Records from a data source:
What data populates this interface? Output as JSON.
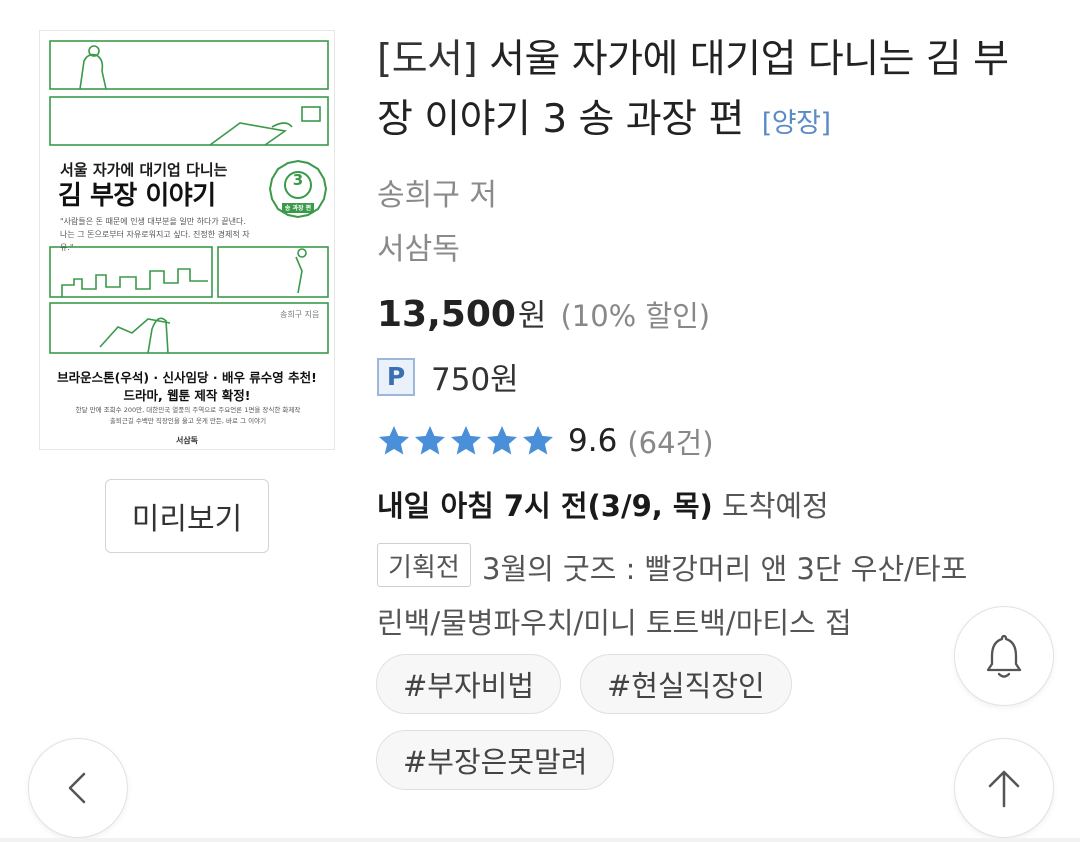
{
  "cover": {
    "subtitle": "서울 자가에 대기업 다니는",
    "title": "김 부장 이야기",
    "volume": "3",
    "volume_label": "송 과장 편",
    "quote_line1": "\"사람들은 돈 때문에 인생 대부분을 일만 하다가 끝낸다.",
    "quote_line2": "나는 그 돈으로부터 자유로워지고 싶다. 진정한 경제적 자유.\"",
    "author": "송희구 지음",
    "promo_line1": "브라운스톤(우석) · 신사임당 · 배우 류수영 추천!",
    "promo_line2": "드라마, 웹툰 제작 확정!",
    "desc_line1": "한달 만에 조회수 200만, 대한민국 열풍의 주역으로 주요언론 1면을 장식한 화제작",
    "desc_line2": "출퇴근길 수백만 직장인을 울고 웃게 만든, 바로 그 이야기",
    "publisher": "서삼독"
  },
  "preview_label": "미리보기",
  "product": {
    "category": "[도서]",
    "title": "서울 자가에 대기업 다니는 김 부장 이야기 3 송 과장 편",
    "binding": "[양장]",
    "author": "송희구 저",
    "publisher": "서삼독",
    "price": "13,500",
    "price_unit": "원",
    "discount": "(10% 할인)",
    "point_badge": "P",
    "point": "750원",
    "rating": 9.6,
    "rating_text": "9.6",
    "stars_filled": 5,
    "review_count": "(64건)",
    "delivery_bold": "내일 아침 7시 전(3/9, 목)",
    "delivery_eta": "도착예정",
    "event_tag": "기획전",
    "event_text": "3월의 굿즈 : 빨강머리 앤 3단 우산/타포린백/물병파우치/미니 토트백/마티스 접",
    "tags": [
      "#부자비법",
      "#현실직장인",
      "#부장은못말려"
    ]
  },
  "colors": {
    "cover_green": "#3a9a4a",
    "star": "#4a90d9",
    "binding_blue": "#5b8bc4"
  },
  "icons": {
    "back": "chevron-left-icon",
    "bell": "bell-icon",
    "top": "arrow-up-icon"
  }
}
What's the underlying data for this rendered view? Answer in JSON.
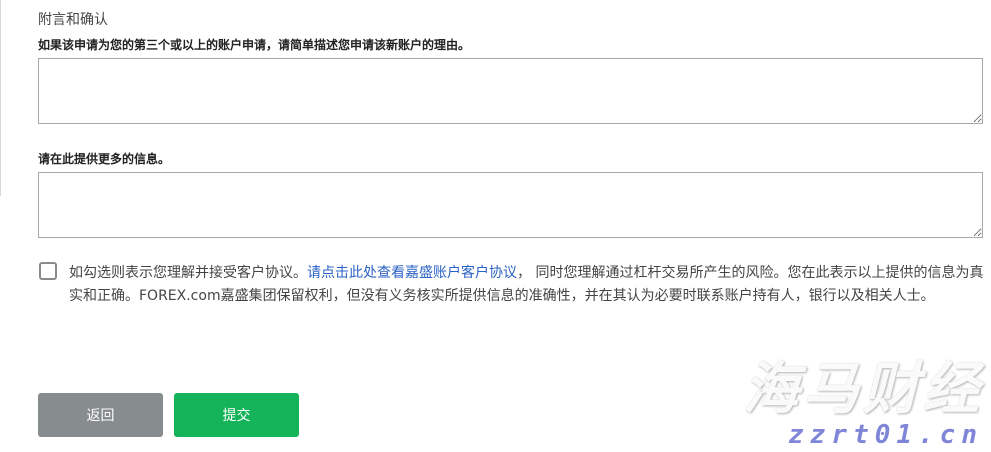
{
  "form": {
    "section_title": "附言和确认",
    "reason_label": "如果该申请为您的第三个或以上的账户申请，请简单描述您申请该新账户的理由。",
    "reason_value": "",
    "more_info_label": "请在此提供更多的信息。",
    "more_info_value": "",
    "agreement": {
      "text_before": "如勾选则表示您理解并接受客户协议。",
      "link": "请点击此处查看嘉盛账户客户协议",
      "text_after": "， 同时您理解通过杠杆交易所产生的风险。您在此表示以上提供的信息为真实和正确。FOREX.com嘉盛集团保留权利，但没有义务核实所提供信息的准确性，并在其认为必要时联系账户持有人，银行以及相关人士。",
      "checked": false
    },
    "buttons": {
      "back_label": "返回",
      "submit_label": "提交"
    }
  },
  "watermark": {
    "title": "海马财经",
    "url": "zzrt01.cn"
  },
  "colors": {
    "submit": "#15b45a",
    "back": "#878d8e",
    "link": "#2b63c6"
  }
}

DO THIS: Starting with the line that holds "What's the underlying", retype each line through the last one in the listing above, exactly as written. Do not copy any pictures.

IN RESPONSE:
What's the underlying data for this rendered view? Answer in JSON.
{
  "form": {
    "section_title": "附言和确认",
    "reason_label": "如果该申请为您的第三个或以上的账户申请，请简单描述您申请该新账户的理由。",
    "reason_value": "",
    "more_info_label": "请在此提供更多的信息。",
    "more_info_value": "",
    "agreement": {
      "text_before": "如勾选则表示您理解并接受客户协议。",
      "link": "请点击此处查看嘉盛账户客户协议",
      "text_after": "， 同时您理解通过杠杆交易所产生的风险。您在此表示以上提供的信息为真实和正确。FOREX.com嘉盛集团保留权利，但没有义务核实所提供信息的准确性，并在其认为必要时联系账户持有人，银行以及相关人士。",
      "checked": false
    },
    "buttons": {
      "back_label": "返回",
      "submit_label": "提交"
    }
  },
  "watermark": {
    "title": "海马财经",
    "url": "zzrt01.cn"
  },
  "colors": {
    "submit": "#15b45a",
    "back": "#878d8e",
    "link": "#2b63c6"
  }
}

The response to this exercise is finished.